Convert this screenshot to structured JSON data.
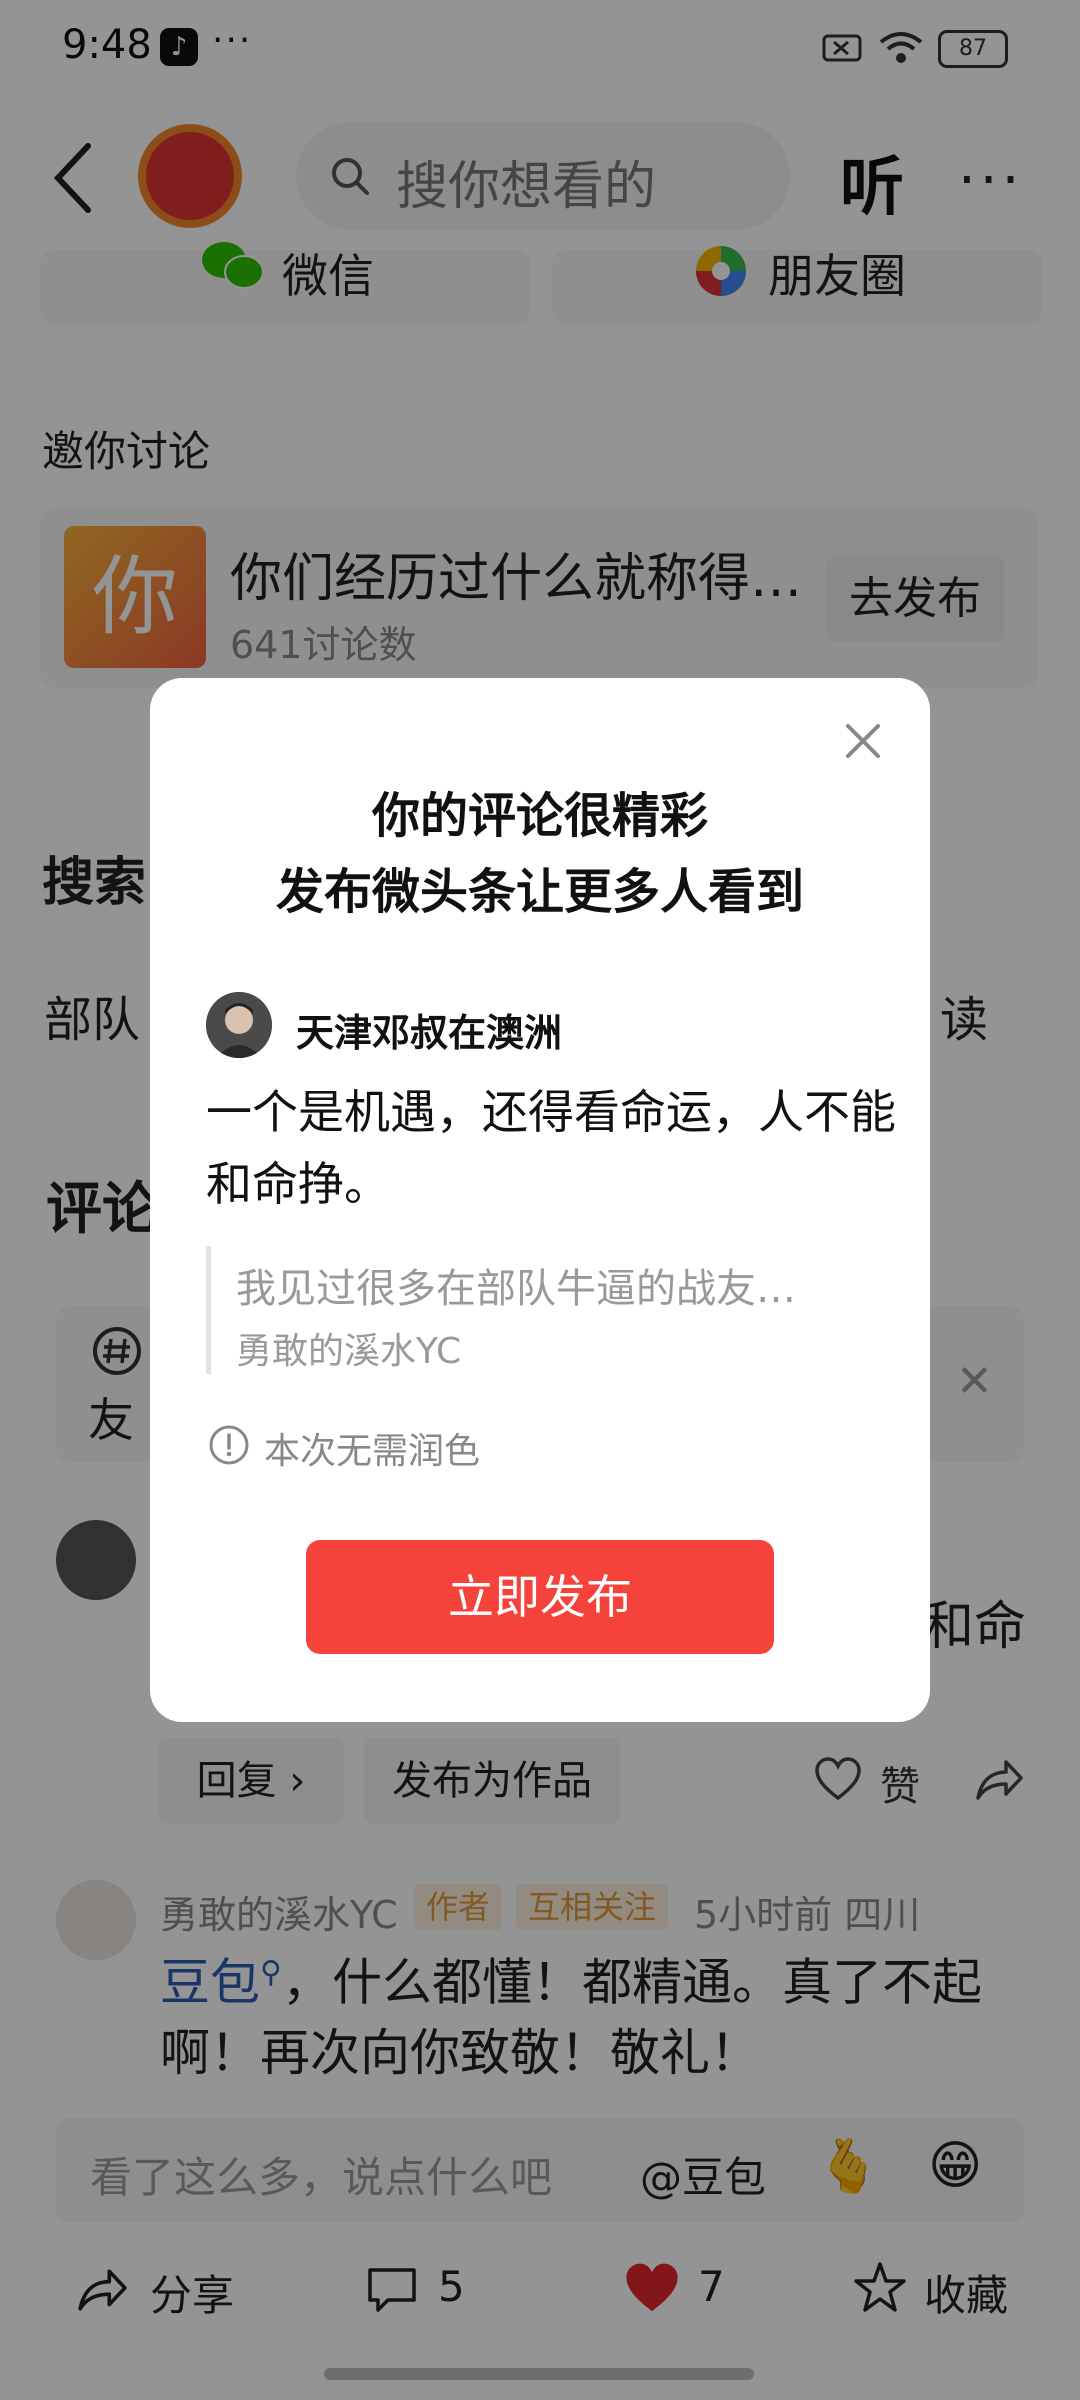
{
  "status_bar": {
    "time": "9:48",
    "app_glyph": "♪",
    "more_dots": "···",
    "battery": "87"
  },
  "header": {
    "search_placeholder": "搜你想看的",
    "listen_label": "听",
    "more": "···"
  },
  "share": {
    "wechat": "微信",
    "moments": "朋友圈"
  },
  "invite": {
    "title": "邀你讨论",
    "thumb_char": "你",
    "topic": "你们经历过什么就称得…",
    "count": "641讨论数",
    "go_publish": "去发布"
  },
  "background": {
    "search_heading_partial": "搜索",
    "related_left_partial": "部队",
    "related_right_partial": "读",
    "comment_heading_partial": "评论",
    "topic_friend_partial": "友",
    "comment1_tail": "和命"
  },
  "comment_actions": {
    "reply": "回复 ›",
    "publish_as_work": "发布为作品",
    "like": "赞"
  },
  "comment2": {
    "username": "勇敢的溪水YC",
    "badge_author": "作者",
    "badge_mutual": "互相关注",
    "meta": "5小时前  四川",
    "link": "豆包",
    "text": "，什么都懂！都精通。真了不起啊！再次向你致敬！敬礼！"
  },
  "input_bar": {
    "placeholder": "看了这么多，说点什么吧",
    "at_label": "@豆包",
    "emoji1": "🫰",
    "emoji2": "😁"
  },
  "bottom_bar": {
    "share": "分享",
    "comments": "5",
    "likes": "7",
    "favorite": "收藏"
  },
  "modal": {
    "title_line1": "你的评论很精彩",
    "title_line2": "发布微头条让更多人看到",
    "username": "天津邓叔在澳洲",
    "comment": "一个是机遇，还得看命运，人不能和命挣。",
    "quote_text": "我见过很多在部队牛逼的战友…",
    "quote_author": "勇敢的溪水YC",
    "info": "本次无需润色",
    "publish_button": "立即发布"
  },
  "colors": {
    "accent_red": "#f5433b",
    "link_blue": "#2a5db0",
    "badge_orange": "#e09a3a"
  }
}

Aim of the exercise
Make an exact copy of every record, pictures excluded.

Response to this task
Convert this screenshot to structured JSON data.
{
  "status_bar": {
    "time": "9:48",
    "app_glyph": "♪",
    "more_dots": "···",
    "battery": "87"
  },
  "header": {
    "search_placeholder": "搜你想看的",
    "listen_label": "听",
    "more": "···"
  },
  "share": {
    "wechat": "微信",
    "moments": "朋友圈"
  },
  "invite": {
    "title": "邀你讨论",
    "thumb_char": "你",
    "topic": "你们经历过什么就称得…",
    "count": "641讨论数",
    "go_publish": "去发布"
  },
  "background": {
    "search_heading_partial": "搜索",
    "related_left_partial": "部队",
    "related_right_partial": "读",
    "comment_heading_partial": "评论",
    "topic_friend_partial": "友",
    "comment1_tail": "和命"
  },
  "comment_actions": {
    "reply": "回复 ›",
    "publish_as_work": "发布为作品",
    "like": "赞"
  },
  "comment2": {
    "username": "勇敢的溪水YC",
    "badge_author": "作者",
    "badge_mutual": "互相关注",
    "meta": "5小时前  四川",
    "link": "豆包",
    "text": "，什么都懂！都精通。真了不起啊！再次向你致敬！敬礼！"
  },
  "input_bar": {
    "placeholder": "看了这么多，说点什么吧",
    "at_label": "@豆包",
    "emoji1": "🫰",
    "emoji2": "😁"
  },
  "bottom_bar": {
    "share": "分享",
    "comments": "5",
    "likes": "7",
    "favorite": "收藏"
  },
  "modal": {
    "title_line1": "你的评论很精彩",
    "title_line2": "发布微头条让更多人看到",
    "username": "天津邓叔在澳洲",
    "comment": "一个是机遇，还得看命运，人不能和命挣。",
    "quote_text": "我见过很多在部队牛逼的战友…",
    "quote_author": "勇敢的溪水YC",
    "info": "本次无需润色",
    "publish_button": "立即发布"
  },
  "colors": {
    "accent_red": "#f5433b",
    "link_blue": "#2a5db0",
    "badge_orange": "#e09a3a"
  }
}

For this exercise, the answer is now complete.